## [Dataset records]
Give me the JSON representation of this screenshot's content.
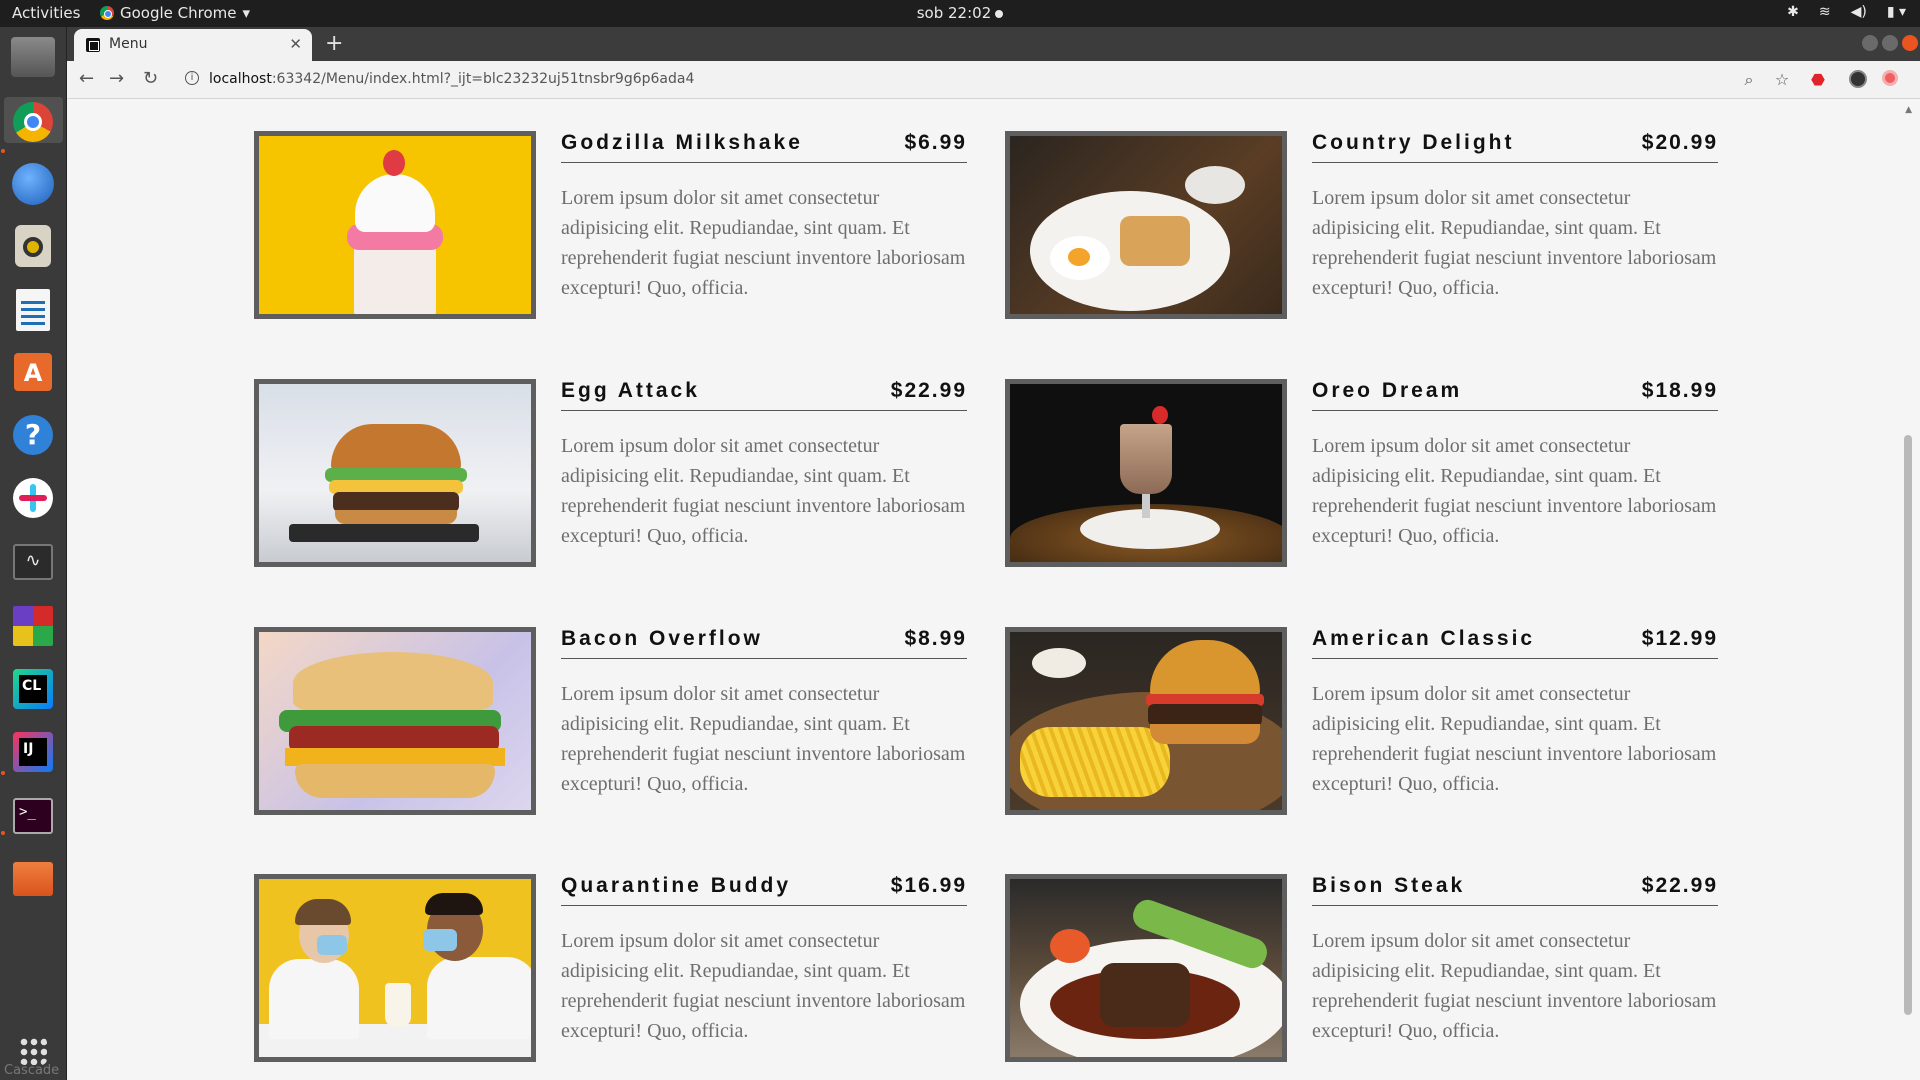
{
  "topbar": {
    "activities": "Activities",
    "app_name": "Google Chrome",
    "clock": "sob 22:02"
  },
  "dock": {
    "label": "Cascade"
  },
  "browser": {
    "tab_title": "Menu",
    "url_host": "localhost",
    "url_rest": ":63342/Menu/index.html?_ijt=blc23232uj51tnsbr9g6p6ada4"
  },
  "menu": {
    "items": [
      {
        "name": "Godzilla Milkshake",
        "price": "$6.99",
        "desc": "Lorem ipsum dolor sit amet consectetur adipisicing elit. Repudiandae, sint quam. Et reprehenderit fugiat nesciunt inventore laboriosam excepturi! Quo, officia."
      },
      {
        "name": "Country Delight",
        "price": "$20.99",
        "desc": "Lorem ipsum dolor sit amet consectetur adipisicing elit. Repudiandae, sint quam. Et reprehenderit fugiat nesciunt inventore laboriosam excepturi! Quo, officia."
      },
      {
        "name": "Egg Attack",
        "price": "$22.99",
        "desc": "Lorem ipsum dolor sit amet consectetur adipisicing elit. Repudiandae, sint quam. Et reprehenderit fugiat nesciunt inventore laboriosam excepturi! Quo, officia."
      },
      {
        "name": "Oreo Dream",
        "price": "$18.99",
        "desc": "Lorem ipsum dolor sit amet consectetur adipisicing elit. Repudiandae, sint quam. Et reprehenderit fugiat nesciunt inventore laboriosam excepturi! Quo, officia."
      },
      {
        "name": "Bacon Overflow",
        "price": "$8.99",
        "desc": "Lorem ipsum dolor sit amet consectetur adipisicing elit. Repudiandae, sint quam. Et reprehenderit fugiat nesciunt inventore laboriosam excepturi! Quo, officia."
      },
      {
        "name": "American Classic",
        "price": "$12.99",
        "desc": "Lorem ipsum dolor sit amet consectetur adipisicing elit. Repudiandae, sint quam. Et reprehenderit fugiat nesciunt inventore laboriosam excepturi! Quo, officia."
      },
      {
        "name": "Quarantine Buddy",
        "price": "$16.99",
        "desc": "Lorem ipsum dolor sit amet consectetur adipisicing elit. Repudiandae, sint quam. Et reprehenderit fugiat nesciunt inventore laboriosam excepturi! Quo, officia."
      },
      {
        "name": "Bison Steak",
        "price": "$22.99",
        "desc": "Lorem ipsum dolor sit amet consectetur adipisicing elit. Repudiandae, sint quam. Et reprehenderit fugiat nesciunt inventore laboriosam excepturi! Quo, officia."
      }
    ]
  },
  "colors": {
    "page_bg": "#f5f5f5",
    "photo_border": "#5e5e5e",
    "desc_text": "#6e6e6e",
    "ubuntu_accent": "#e95420"
  }
}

## [THE EXERCISE]
Repeat the listing in full and exactly. Leave any pictures out.

## [WRITTEN RESPONSE]
Give me the JSON representation of this screenshot's content.
{
  "topbar": {
    "activities": "Activities",
    "app_name": "Google Chrome",
    "clock": "sob 22:02"
  },
  "dock": {
    "label": "Cascade"
  },
  "browser": {
    "tab_title": "Menu",
    "url_host": "localhost",
    "url_rest": ":63342/Menu/index.html?_ijt=blc23232uj51tnsbr9g6p6ada4"
  },
  "menu": {
    "items": [
      {
        "name": "Godzilla Milkshake",
        "price": "$6.99",
        "desc": "Lorem ipsum dolor sit amet consectetur adipisicing elit. Repudiandae, sint quam. Et reprehenderit fugiat nesciunt inventore laboriosam excepturi! Quo, officia."
      },
      {
        "name": "Country Delight",
        "price": "$20.99",
        "desc": "Lorem ipsum dolor sit amet consectetur adipisicing elit. Repudiandae, sint quam. Et reprehenderit fugiat nesciunt inventore laboriosam excepturi! Quo, officia."
      },
      {
        "name": "Egg Attack",
        "price": "$22.99",
        "desc": "Lorem ipsum dolor sit amet consectetur adipisicing elit. Repudiandae, sint quam. Et reprehenderit fugiat nesciunt inventore laboriosam excepturi! Quo, officia."
      },
      {
        "name": "Oreo Dream",
        "price": "$18.99",
        "desc": "Lorem ipsum dolor sit amet consectetur adipisicing elit. Repudiandae, sint quam. Et reprehenderit fugiat nesciunt inventore laboriosam excepturi! Quo, officia."
      },
      {
        "name": "Bacon Overflow",
        "price": "$8.99",
        "desc": "Lorem ipsum dolor sit amet consectetur adipisicing elit. Repudiandae, sint quam. Et reprehenderit fugiat nesciunt inventore laboriosam excepturi! Quo, officia."
      },
      {
        "name": "American Classic",
        "price": "$12.99",
        "desc": "Lorem ipsum dolor sit amet consectetur adipisicing elit. Repudiandae, sint quam. Et reprehenderit fugiat nesciunt inventore laboriosam excepturi! Quo, officia."
      },
      {
        "name": "Quarantine Buddy",
        "price": "$16.99",
        "desc": "Lorem ipsum dolor sit amet consectetur adipisicing elit. Repudiandae, sint quam. Et reprehenderit fugiat nesciunt inventore laboriosam excepturi! Quo, officia."
      },
      {
        "name": "Bison Steak",
        "price": "$22.99",
        "desc": "Lorem ipsum dolor sit amet consectetur adipisicing elit. Repudiandae, sint quam. Et reprehenderit fugiat nesciunt inventore laboriosam excepturi! Quo, officia."
      }
    ]
  },
  "colors": {
    "page_bg": "#f5f5f5",
    "photo_border": "#5e5e5e",
    "desc_text": "#6e6e6e",
    "ubuntu_accent": "#e95420"
  }
}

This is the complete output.